• Direction
Quote, word for word, every line starting at the line that contains "Transcribe this image's" and ending with the last line of the records; include both of these lines and no others.
....................
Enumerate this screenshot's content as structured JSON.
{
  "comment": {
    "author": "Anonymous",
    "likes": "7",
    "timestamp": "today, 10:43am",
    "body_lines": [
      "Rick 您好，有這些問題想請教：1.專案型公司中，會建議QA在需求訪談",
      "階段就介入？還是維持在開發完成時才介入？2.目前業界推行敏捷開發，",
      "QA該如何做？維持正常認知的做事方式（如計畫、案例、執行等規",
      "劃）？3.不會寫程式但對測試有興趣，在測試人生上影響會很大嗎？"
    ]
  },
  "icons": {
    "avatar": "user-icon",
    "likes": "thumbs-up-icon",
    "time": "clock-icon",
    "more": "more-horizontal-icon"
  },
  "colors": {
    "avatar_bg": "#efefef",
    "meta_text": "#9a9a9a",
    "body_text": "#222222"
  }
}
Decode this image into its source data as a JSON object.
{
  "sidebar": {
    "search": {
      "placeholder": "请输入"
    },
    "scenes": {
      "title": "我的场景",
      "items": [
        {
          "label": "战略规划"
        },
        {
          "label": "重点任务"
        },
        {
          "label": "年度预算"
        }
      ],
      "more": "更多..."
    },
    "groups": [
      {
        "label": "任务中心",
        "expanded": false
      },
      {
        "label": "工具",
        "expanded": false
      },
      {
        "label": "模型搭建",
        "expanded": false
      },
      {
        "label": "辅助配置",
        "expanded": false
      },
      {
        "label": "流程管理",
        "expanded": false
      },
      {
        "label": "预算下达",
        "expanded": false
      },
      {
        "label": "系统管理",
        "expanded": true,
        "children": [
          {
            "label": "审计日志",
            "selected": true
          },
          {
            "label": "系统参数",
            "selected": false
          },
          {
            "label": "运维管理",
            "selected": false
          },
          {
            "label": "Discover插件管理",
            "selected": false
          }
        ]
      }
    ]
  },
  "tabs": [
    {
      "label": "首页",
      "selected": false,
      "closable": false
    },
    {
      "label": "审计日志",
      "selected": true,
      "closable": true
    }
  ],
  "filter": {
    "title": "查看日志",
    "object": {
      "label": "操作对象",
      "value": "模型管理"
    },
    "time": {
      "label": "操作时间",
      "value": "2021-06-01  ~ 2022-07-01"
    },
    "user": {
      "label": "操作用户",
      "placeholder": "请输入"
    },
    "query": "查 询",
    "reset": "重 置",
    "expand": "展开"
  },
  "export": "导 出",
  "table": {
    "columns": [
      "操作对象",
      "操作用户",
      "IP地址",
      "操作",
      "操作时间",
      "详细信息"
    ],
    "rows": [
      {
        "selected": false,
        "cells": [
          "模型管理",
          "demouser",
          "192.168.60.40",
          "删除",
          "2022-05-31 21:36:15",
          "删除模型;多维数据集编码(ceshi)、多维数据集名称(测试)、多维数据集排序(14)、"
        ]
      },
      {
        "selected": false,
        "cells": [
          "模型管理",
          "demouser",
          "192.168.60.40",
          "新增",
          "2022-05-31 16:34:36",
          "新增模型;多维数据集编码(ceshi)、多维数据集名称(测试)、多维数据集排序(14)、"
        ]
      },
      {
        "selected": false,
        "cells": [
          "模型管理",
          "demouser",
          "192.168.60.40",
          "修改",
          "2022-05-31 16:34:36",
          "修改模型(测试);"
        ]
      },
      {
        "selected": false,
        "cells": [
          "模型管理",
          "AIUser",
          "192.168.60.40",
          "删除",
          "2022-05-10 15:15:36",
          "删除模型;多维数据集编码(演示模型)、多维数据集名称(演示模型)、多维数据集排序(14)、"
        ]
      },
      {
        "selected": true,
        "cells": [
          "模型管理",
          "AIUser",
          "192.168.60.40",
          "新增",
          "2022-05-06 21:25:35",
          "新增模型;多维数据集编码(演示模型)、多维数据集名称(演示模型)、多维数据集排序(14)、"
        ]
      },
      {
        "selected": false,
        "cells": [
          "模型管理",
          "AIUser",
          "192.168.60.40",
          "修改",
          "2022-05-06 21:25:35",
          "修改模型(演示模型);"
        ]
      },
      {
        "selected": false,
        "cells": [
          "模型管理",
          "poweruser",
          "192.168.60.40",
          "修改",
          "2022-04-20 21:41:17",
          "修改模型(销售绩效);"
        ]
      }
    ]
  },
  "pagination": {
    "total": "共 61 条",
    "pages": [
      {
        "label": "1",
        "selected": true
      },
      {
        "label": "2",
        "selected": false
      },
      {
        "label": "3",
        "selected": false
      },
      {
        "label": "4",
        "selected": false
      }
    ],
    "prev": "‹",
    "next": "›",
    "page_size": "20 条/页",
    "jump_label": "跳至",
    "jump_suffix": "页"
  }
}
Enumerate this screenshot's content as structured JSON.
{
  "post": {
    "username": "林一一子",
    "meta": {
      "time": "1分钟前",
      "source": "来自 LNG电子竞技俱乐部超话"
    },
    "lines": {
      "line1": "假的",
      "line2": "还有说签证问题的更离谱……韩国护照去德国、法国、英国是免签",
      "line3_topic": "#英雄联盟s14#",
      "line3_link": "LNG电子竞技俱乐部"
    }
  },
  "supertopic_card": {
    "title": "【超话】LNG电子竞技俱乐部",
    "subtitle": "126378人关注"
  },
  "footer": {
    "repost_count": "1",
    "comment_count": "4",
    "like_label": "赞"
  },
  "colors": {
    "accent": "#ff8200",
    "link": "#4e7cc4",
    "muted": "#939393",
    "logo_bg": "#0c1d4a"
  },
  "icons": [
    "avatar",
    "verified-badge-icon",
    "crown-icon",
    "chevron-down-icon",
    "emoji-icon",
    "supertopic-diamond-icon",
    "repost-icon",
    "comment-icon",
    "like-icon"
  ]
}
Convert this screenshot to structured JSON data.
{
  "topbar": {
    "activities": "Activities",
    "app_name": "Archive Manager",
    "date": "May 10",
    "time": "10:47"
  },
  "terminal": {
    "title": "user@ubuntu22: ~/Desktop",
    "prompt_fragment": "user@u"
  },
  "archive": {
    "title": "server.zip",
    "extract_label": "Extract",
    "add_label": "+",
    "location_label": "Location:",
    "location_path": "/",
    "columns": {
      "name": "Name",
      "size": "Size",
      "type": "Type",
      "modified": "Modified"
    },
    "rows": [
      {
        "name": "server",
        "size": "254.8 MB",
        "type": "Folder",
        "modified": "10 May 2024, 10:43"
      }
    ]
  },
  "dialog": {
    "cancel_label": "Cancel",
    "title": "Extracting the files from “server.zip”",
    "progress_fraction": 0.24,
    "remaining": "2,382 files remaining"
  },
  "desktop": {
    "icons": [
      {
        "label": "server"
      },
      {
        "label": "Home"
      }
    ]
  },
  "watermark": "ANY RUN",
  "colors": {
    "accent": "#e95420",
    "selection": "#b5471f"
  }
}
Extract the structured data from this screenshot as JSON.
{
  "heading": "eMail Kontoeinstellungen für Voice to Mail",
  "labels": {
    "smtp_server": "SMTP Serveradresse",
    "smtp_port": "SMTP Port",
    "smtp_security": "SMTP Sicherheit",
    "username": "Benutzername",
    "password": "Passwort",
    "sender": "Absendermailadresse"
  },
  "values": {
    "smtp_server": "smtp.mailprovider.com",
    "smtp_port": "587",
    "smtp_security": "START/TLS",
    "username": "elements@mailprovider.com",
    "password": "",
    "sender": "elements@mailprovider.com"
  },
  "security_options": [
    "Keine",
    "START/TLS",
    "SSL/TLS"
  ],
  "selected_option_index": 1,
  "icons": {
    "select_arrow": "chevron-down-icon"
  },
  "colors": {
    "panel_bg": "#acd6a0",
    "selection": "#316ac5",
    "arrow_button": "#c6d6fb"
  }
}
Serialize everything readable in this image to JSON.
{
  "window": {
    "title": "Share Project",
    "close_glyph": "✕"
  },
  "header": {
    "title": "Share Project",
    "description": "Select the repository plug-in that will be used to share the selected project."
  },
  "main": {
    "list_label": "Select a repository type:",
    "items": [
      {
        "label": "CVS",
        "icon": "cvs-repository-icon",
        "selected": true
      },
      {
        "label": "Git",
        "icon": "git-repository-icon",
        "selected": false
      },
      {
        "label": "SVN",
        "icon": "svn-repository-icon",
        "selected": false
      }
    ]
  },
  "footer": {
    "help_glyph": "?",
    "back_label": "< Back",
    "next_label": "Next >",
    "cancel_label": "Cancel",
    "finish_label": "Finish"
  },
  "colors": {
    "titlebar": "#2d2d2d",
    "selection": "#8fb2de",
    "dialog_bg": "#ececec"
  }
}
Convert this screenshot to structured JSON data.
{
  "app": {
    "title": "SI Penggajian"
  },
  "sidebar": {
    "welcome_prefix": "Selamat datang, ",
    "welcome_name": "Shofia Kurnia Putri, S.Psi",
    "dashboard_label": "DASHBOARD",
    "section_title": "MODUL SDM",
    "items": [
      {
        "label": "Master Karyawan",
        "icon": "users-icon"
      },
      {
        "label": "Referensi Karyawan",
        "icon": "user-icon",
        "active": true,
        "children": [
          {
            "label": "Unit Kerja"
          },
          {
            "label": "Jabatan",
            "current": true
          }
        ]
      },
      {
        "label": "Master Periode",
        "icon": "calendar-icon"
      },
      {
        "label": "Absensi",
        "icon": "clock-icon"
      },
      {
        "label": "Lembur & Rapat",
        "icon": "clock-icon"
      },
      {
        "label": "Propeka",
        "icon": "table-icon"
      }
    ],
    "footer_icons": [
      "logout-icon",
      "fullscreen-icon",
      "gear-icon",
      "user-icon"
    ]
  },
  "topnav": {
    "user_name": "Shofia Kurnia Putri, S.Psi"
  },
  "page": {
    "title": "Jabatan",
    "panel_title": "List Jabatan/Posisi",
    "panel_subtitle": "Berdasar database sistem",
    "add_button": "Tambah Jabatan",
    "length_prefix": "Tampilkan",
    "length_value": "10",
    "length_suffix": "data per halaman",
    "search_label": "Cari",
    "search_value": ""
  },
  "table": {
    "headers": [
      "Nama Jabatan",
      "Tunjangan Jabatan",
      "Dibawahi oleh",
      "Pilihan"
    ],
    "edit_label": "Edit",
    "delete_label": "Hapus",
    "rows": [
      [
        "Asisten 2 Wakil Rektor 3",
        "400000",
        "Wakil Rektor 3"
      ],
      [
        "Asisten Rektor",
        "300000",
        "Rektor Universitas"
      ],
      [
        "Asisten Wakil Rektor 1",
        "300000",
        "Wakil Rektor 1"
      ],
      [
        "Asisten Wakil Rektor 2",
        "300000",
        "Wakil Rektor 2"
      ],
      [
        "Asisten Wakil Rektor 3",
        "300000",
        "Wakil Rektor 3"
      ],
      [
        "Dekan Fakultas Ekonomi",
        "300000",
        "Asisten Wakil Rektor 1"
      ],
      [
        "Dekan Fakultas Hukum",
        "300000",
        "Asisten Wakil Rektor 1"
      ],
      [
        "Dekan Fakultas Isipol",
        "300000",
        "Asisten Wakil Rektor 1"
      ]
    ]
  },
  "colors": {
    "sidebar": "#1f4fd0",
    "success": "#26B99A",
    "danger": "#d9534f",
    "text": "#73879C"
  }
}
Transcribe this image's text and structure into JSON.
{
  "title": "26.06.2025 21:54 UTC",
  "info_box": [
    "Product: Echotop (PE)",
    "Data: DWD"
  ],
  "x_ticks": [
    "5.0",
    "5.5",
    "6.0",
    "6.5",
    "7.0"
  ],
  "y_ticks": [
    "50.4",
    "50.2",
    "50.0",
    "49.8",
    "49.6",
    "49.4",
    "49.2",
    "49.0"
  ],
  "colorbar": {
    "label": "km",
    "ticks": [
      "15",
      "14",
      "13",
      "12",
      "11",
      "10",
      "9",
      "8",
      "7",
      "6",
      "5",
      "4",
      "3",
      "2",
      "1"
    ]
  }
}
....................
• Reply to the task
Transcribe this image's text and structure into JSON.
{
  "title": "26.06.2025 21:54 UTC",
  "info_box": [
    "Product: Echotop (PE)",
    "Data: DWD"
  ],
  "x_ticks": [
    "5.0",
    "5.5",
    "6.0",
    "6.5",
    "7.0"
  ],
  "y_ticks": [
    "50.4",
    "50.2",
    "50.0",
    "49.8",
    "49.6",
    "49.4",
    "49.2",
    "49.0"
  ],
  "colorbar": {
    "label": "km",
    "ticks": [
      "15",
      "14",
      "13",
      "12",
      "11",
      "10",
      "9",
      "8",
      "7",
      "6",
      "5",
      "4",
      "3",
      "2",
      "1"
    ]
  }
}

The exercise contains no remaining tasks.